Entries taken from a collection:
>> start

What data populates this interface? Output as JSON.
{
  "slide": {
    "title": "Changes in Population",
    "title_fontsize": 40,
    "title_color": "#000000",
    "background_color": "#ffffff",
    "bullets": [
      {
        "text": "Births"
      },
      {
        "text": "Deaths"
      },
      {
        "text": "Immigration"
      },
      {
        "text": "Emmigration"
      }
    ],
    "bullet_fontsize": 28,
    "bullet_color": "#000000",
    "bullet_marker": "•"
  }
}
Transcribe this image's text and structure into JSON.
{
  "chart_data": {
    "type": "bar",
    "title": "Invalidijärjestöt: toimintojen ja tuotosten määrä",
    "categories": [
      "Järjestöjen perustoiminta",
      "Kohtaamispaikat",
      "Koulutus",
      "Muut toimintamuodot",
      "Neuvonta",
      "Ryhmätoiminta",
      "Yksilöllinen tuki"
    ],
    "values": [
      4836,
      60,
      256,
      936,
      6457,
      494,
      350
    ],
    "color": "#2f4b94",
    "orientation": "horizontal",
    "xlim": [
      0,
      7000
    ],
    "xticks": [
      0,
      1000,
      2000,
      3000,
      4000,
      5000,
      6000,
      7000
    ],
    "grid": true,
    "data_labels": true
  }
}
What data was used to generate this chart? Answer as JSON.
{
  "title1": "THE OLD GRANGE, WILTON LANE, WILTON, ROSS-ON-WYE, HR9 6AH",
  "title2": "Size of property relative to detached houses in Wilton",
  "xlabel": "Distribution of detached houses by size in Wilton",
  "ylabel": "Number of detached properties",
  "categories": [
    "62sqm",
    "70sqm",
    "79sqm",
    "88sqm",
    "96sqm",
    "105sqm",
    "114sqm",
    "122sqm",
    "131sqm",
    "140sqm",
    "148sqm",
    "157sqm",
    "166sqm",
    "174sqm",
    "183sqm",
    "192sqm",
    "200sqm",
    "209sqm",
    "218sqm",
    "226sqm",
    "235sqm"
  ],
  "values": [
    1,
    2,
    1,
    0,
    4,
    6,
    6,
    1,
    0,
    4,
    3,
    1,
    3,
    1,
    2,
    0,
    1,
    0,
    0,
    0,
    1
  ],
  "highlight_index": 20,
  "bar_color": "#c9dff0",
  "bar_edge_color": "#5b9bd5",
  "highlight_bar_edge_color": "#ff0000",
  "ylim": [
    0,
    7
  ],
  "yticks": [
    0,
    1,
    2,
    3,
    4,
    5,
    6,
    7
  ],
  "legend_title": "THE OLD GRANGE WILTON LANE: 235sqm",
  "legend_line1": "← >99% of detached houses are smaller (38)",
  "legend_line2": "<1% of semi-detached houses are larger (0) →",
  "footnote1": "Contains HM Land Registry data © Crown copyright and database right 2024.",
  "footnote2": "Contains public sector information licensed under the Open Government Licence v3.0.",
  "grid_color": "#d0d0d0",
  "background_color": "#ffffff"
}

>> end

What is expected: Repeat the records above exactly, from the first line to the last.

Output for this task:
What data populates this interface? Output as JSON.
{
  "slide": {
    "title": "Changes in Population",
    "title_fontsize": 40,
    "title_color": "#000000",
    "background_color": "#ffffff",
    "bullets": [
      {
        "text": "Births"
      },
      {
        "text": "Deaths"
      },
      {
        "text": "Immigration"
      },
      {
        "text": "Emmigration"
      }
    ],
    "bullet_fontsize": 28,
    "bullet_color": "#000000",
    "bullet_marker": "•"
  }
}
Transcribe this image's text and structure into JSON.
{
  "chart_data": {
    "type": "bar",
    "title": "Invalidijärjestöt: toimintojen ja tuotosten määrä",
    "categories": [
      "Järjestöjen perustoiminta",
      "Kohtaamispaikat",
      "Koulutus",
      "Muut toimintamuodot",
      "Neuvonta",
      "Ryhmätoiminta",
      "Yksilöllinen tuki"
    ],
    "values": [
      4836,
      60,
      256,
      936,
      6457,
      494,
      350
    ],
    "color": "#2f4b94",
    "orientation": "horizontal",
    "xlim": [
      0,
      7000
    ],
    "xticks": [
      0,
      1000,
      2000,
      3000,
      4000,
      5000,
      6000,
      7000
    ],
    "grid": true,
    "data_labels": true
  }
}
What data was used to generate this chart? Answer as JSON.
{
  "title1": "THE OLD GRANGE, WILTON LANE, WILTON, ROSS-ON-WYE, HR9 6AH",
  "title2": "Size of property relative to detached houses in Wilton",
  "xlabel": "Distribution of detached houses by size in Wilton",
  "ylabel": "Number of detached properties",
  "categories": [
    "62sqm",
    "70sqm",
    "79sqm",
    "88sqm",
    "96sqm",
    "105sqm",
    "114sqm",
    "122sqm",
    "131sqm",
    "140sqm",
    "148sqm",
    "157sqm",
    "166sqm",
    "174sqm",
    "183sqm",
    "192sqm",
    "200sqm",
    "209sqm",
    "218sqm",
    "226sqm",
    "235sqm"
  ],
  "values": [
    1,
    2,
    1,
    0,
    4,
    6,
    6,
    1,
    0,
    4,
    3,
    1,
    3,
    1,
    2,
    0,
    1,
    0,
    0,
    0,
    1
  ],
  "highlight_index": 20,
  "bar_color": "#c9dff0",
  "bar_edge_color": "#5b9bd5",
  "highlight_bar_edge_color": "#ff0000",
  "ylim": [
    0,
    7
  ],
  "yticks": [
    0,
    1,
    2,
    3,
    4,
    5,
    6,
    7
  ],
  "legend_title": "THE OLD GRANGE WILTON LANE: 235sqm",
  "legend_line1": "← >99% of detached houses are smaller (38)",
  "legend_line2": "<1% of semi-detached houses are larger (0) →",
  "footnote1": "Contains HM Land Registry data © Crown copyright and database right 2024.",
  "footnote2": "Contains public sector information licensed under the Open Government Licence v3.0.",
  "grid_color": "#d0d0d0",
  "background_color": "#ffffff"
}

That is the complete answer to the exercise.